# Entries with figure data
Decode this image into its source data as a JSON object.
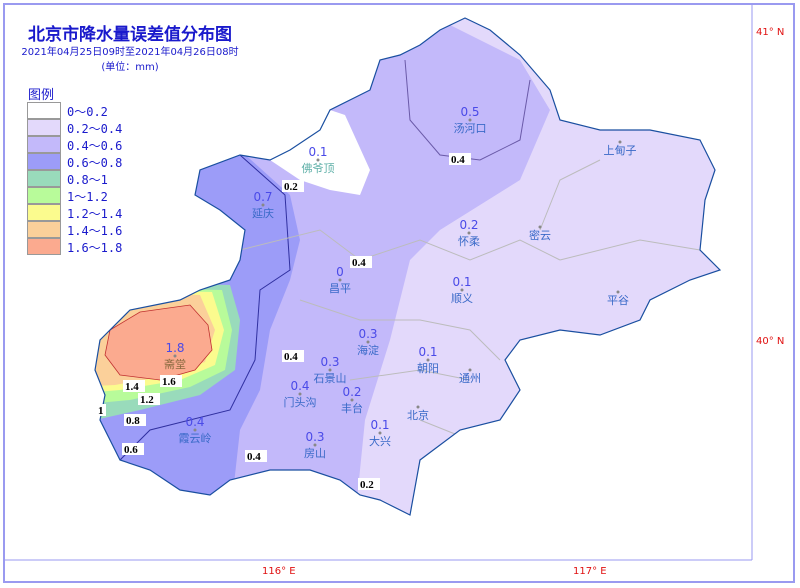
{
  "title": "北京市降水量误差值分布图",
  "subtitle": "2021年04月25日09时至2021年04月26日08时",
  "unit": "(单位：mm)",
  "legend": {
    "title": "图例",
    "items": [
      {
        "label": "0～0.2",
        "color": "#ffffff"
      },
      {
        "label": "0.2～0.4",
        "color": "#e3d9fb"
      },
      {
        "label": "0.4～0.6",
        "color": "#c3b9fa"
      },
      {
        "label": "0.6～0.8",
        "color": "#9c9cf8"
      },
      {
        "label": "0.8～1",
        "color": "#99dbbb"
      },
      {
        "label": "1～1.2",
        "color": "#b8fb9a"
      },
      {
        "label": "1.2～1.4",
        "color": "#fbfb8e"
      },
      {
        "label": "1.4～1.6",
        "color": "#fbd09a"
      },
      {
        "label": "1.6～1.8",
        "color": "#fbaa8f"
      }
    ]
  },
  "axes": {
    "lat": [
      "41° N",
      "40° N"
    ],
    "lon": [
      "116° E",
      "117° E"
    ]
  },
  "stations": [
    {
      "name": "汤河口",
      "value": "0.5"
    },
    {
      "name": "佛爷顶",
      "value": "0.1"
    },
    {
      "name": "延庆",
      "value": "0.7"
    },
    {
      "name": "上甸子",
      "value": ""
    },
    {
      "name": "怀柔",
      "value": "0.2"
    },
    {
      "name": "密云",
      "value": ""
    },
    {
      "name": "昌平",
      "value": "0"
    },
    {
      "name": "顺义",
      "value": "0.1"
    },
    {
      "name": "平谷",
      "value": ""
    },
    {
      "name": "斋堂",
      "value": "1.8"
    },
    {
      "name": "海淀",
      "value": "0.3"
    },
    {
      "name": "石景山",
      "value": "0.3"
    },
    {
      "name": "门头沟",
      "value": "0.4"
    },
    {
      "name": "丰台",
      "value": "0.2"
    },
    {
      "name": "朝阳",
      "value": "0.1"
    },
    {
      "name": "通州",
      "value": ""
    },
    {
      "name": "北京",
      "value": ""
    },
    {
      "name": "霞云岭",
      "value": "0.4"
    },
    {
      "name": "房山",
      "value": "0.3"
    },
    {
      "name": "大兴",
      "value": "0.1"
    }
  ],
  "contour_labels": [
    "0.4",
    "0.2",
    "0.4",
    "0.4",
    "1.6",
    "1.4",
    "1.2",
    "1",
    "0.8",
    "0.6",
    "0.4",
    "0.2"
  ]
}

# Objective
Copy out the listing exactly as it stands, but not the pictures.

# Exercise solution
Decode this image into its source data as a JSON object.
{
  "title": "北京市降水量误差值分布图",
  "subtitle": "2021年04月25日09时至2021年04月26日08时",
  "unit": "(单位：mm)",
  "legend": {
    "title": "图例",
    "items": [
      {
        "label": "0～0.2",
        "color": "#ffffff"
      },
      {
        "label": "0.2～0.4",
        "color": "#e3d9fb"
      },
      {
        "label": "0.4～0.6",
        "color": "#c3b9fa"
      },
      {
        "label": "0.6～0.8",
        "color": "#9c9cf8"
      },
      {
        "label": "0.8～1",
        "color": "#99dbbb"
      },
      {
        "label": "1～1.2",
        "color": "#b8fb9a"
      },
      {
        "label": "1.2～1.4",
        "color": "#fbfb8e"
      },
      {
        "label": "1.4～1.6",
        "color": "#fbd09a"
      },
      {
        "label": "1.6～1.8",
        "color": "#fbaa8f"
      }
    ]
  },
  "axes": {
    "lat": [
      "41° N",
      "40° N"
    ],
    "lon": [
      "116° E",
      "117° E"
    ]
  },
  "stations": [
    {
      "name": "汤河口",
      "value": "0.5"
    },
    {
      "name": "佛爷顶",
      "value": "0.1"
    },
    {
      "name": "延庆",
      "value": "0.7"
    },
    {
      "name": "上甸子",
      "value": ""
    },
    {
      "name": "怀柔",
      "value": "0.2"
    },
    {
      "name": "密云",
      "value": ""
    },
    {
      "name": "昌平",
      "value": "0"
    },
    {
      "name": "顺义",
      "value": "0.1"
    },
    {
      "name": "平谷",
      "value": ""
    },
    {
      "name": "斋堂",
      "value": "1.8"
    },
    {
      "name": "海淀",
      "value": "0.3"
    },
    {
      "name": "石景山",
      "value": "0.3"
    },
    {
      "name": "门头沟",
      "value": "0.4"
    },
    {
      "name": "丰台",
      "value": "0.2"
    },
    {
      "name": "朝阳",
      "value": "0.1"
    },
    {
      "name": "通州",
      "value": ""
    },
    {
      "name": "北京",
      "value": ""
    },
    {
      "name": "霞云岭",
      "value": "0.4"
    },
    {
      "name": "房山",
      "value": "0.3"
    },
    {
      "name": "大兴",
      "value": "0.1"
    }
  ],
  "contour_labels": [
    "0.4",
    "0.2",
    "0.4",
    "0.4",
    "1.6",
    "1.4",
    "1.2",
    "1",
    "0.8",
    "0.6",
    "0.4",
    "0.2"
  ]
}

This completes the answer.